◆ Set exercise ◆
Each entry below is to be given again word for word, with no pictures.

==== Extracted information ====

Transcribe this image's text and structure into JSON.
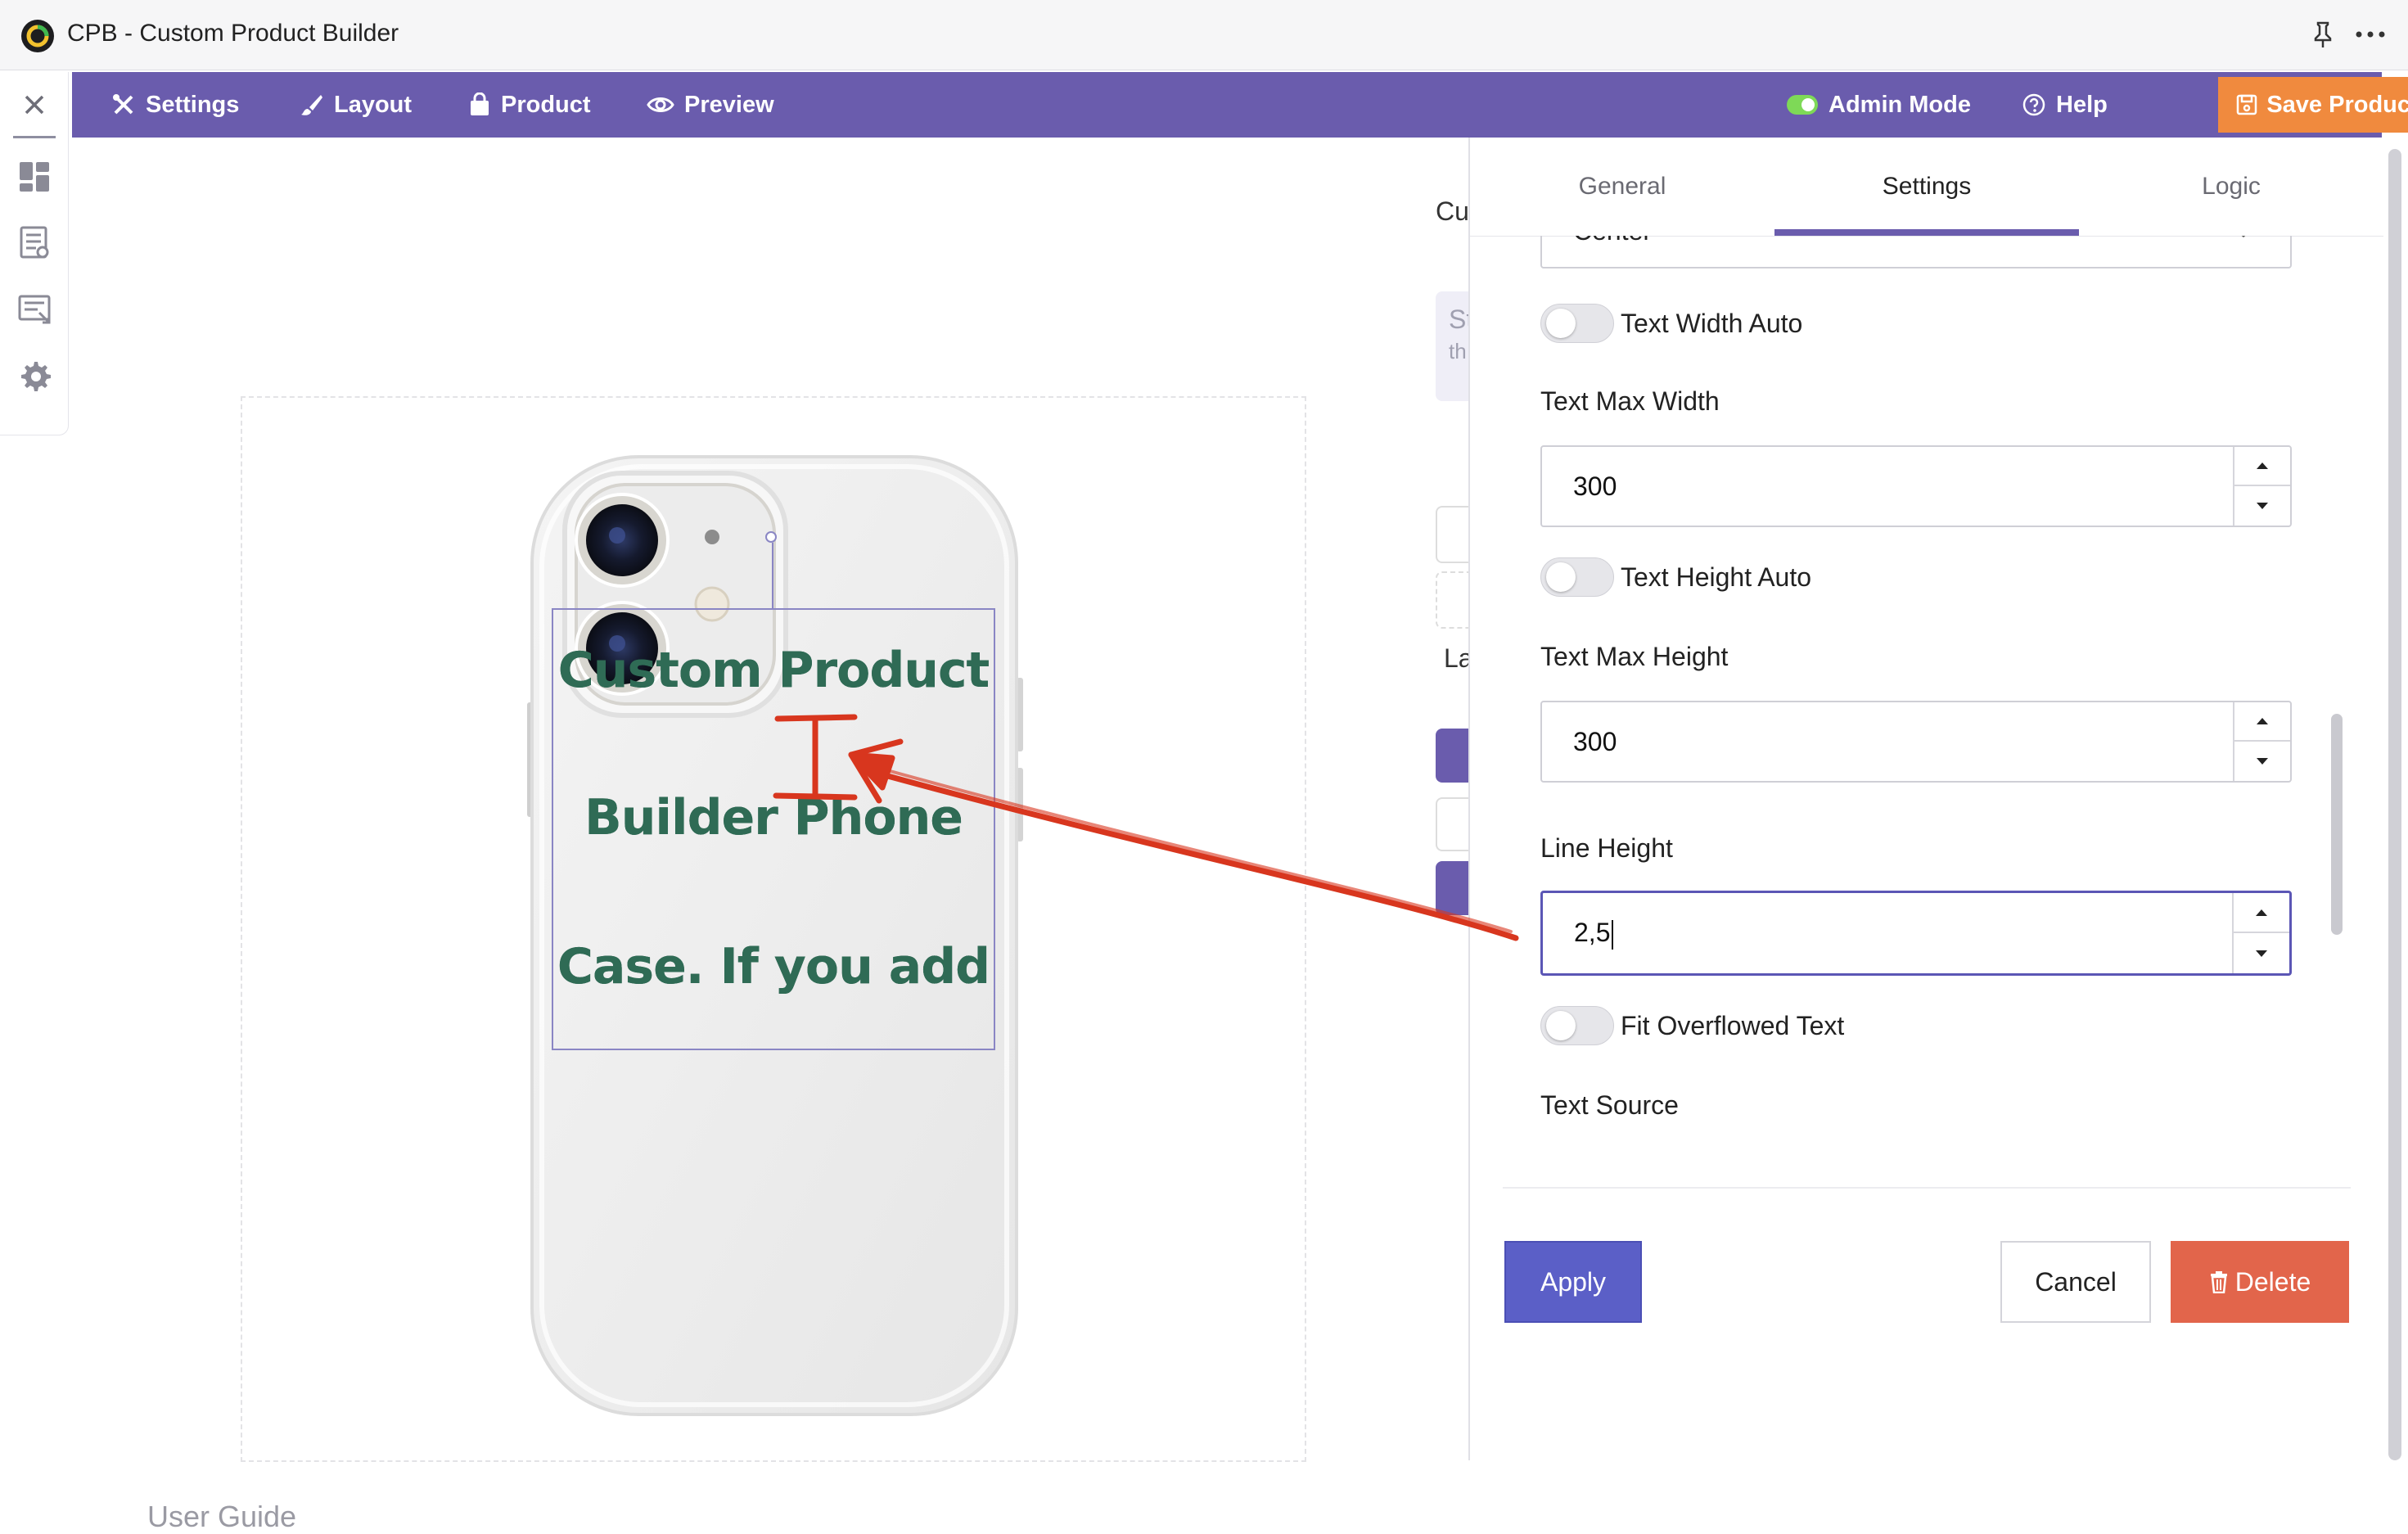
{
  "window": {
    "title": "CPB - Custom Product Builder"
  },
  "toolbar": {
    "settings": "Settings",
    "layout": "Layout",
    "product": "Product",
    "preview": "Preview",
    "admin_mode": "Admin Mode",
    "help": "Help",
    "save": "Save Product"
  },
  "colors": {
    "toolbar_bg": "#6a5cad",
    "save_button": "#f08a3e",
    "apply_button": "#5b5fc7",
    "delete_button": "#e2654b",
    "tab_underline": "#6a5cad",
    "admin_toggle_on": "#7ed957",
    "annotation_arrow": "#d8361e",
    "phone_text": "#2f6b55"
  },
  "rail": {
    "icons": [
      "close-icon",
      "dashboard-icon",
      "list-icon",
      "form-icon",
      "gear-icon"
    ]
  },
  "canvas": {
    "text_lines": [
      "Custom Product",
      "Builder Phone",
      "Case. If you add"
    ],
    "user_guide": "User Guide"
  },
  "background_fragments": {
    "cu": "Cu",
    "st": "St",
    "th": "th",
    "la": "La"
  },
  "panel": {
    "tabs": [
      {
        "label": "General",
        "active": false
      },
      {
        "label": "Settings",
        "active": true
      },
      {
        "label": "Logic",
        "active": false
      }
    ],
    "alignment_value": "Center",
    "text_width_auto": {
      "label": "Text Width Auto",
      "on": false
    },
    "text_max_width": {
      "label": "Text Max Width",
      "value": "300"
    },
    "text_height_auto": {
      "label": "Text Height Auto",
      "on": false
    },
    "text_max_height": {
      "label": "Text Max Height",
      "value": "300"
    },
    "line_height": {
      "label": "Line Height",
      "value": "2,5"
    },
    "fit_overflowed": {
      "label": "Fit Overflowed Text",
      "on": false
    },
    "text_source": {
      "label": "Text Source"
    }
  },
  "actions": {
    "apply": "Apply",
    "cancel": "Cancel",
    "delete": "Delete"
  }
}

====

◆ Final result ◆
Transcribe this image's text and structure into JSON.
{
  "window": {
    "title": "CPB - Custom Product Builder"
  },
  "toolbar": {
    "settings": "Settings",
    "layout": "Layout",
    "product": "Product",
    "preview": "Preview",
    "admin_mode": "Admin Mode",
    "help": "Help",
    "save": "Save Product"
  },
  "colors": {
    "toolbar_bg": "#6a5cad",
    "save_button": "#f08a3e",
    "apply_button": "#5b5fc7",
    "delete_button": "#e2654b",
    "tab_underline": "#6a5cad",
    "admin_toggle_on": "#7ed957",
    "annotation_arrow": "#d8361e",
    "phone_text": "#2f6b55"
  },
  "rail": {
    "icons": [
      "close-icon",
      "dashboard-icon",
      "list-icon",
      "form-icon",
      "gear-icon"
    ]
  },
  "canvas": {
    "text_lines": [
      "Custom Product",
      "Builder Phone",
      "Case. If you add"
    ],
    "user_guide": "User Guide"
  },
  "background_fragments": {
    "cu": "Cu",
    "st": "St",
    "th": "th",
    "la": "La"
  },
  "panel": {
    "tabs": [
      {
        "label": "General",
        "active": false
      },
      {
        "label": "Settings",
        "active": true
      },
      {
        "label": "Logic",
        "active": false
      }
    ],
    "alignment_value": "Center",
    "text_width_auto": {
      "label": "Text Width Auto",
      "on": false
    },
    "text_max_width": {
      "label": "Text Max Width",
      "value": "300"
    },
    "text_height_auto": {
      "label": "Text Height Auto",
      "on": false
    },
    "text_max_height": {
      "label": "Text Max Height",
      "value": "300"
    },
    "line_height": {
      "label": "Line Height",
      "value": "2,5"
    },
    "fit_overflowed": {
      "label": "Fit Overflowed Text",
      "on": false
    },
    "text_source": {
      "label": "Text Source"
    }
  },
  "actions": {
    "apply": "Apply",
    "cancel": "Cancel",
    "delete": "Delete"
  }
}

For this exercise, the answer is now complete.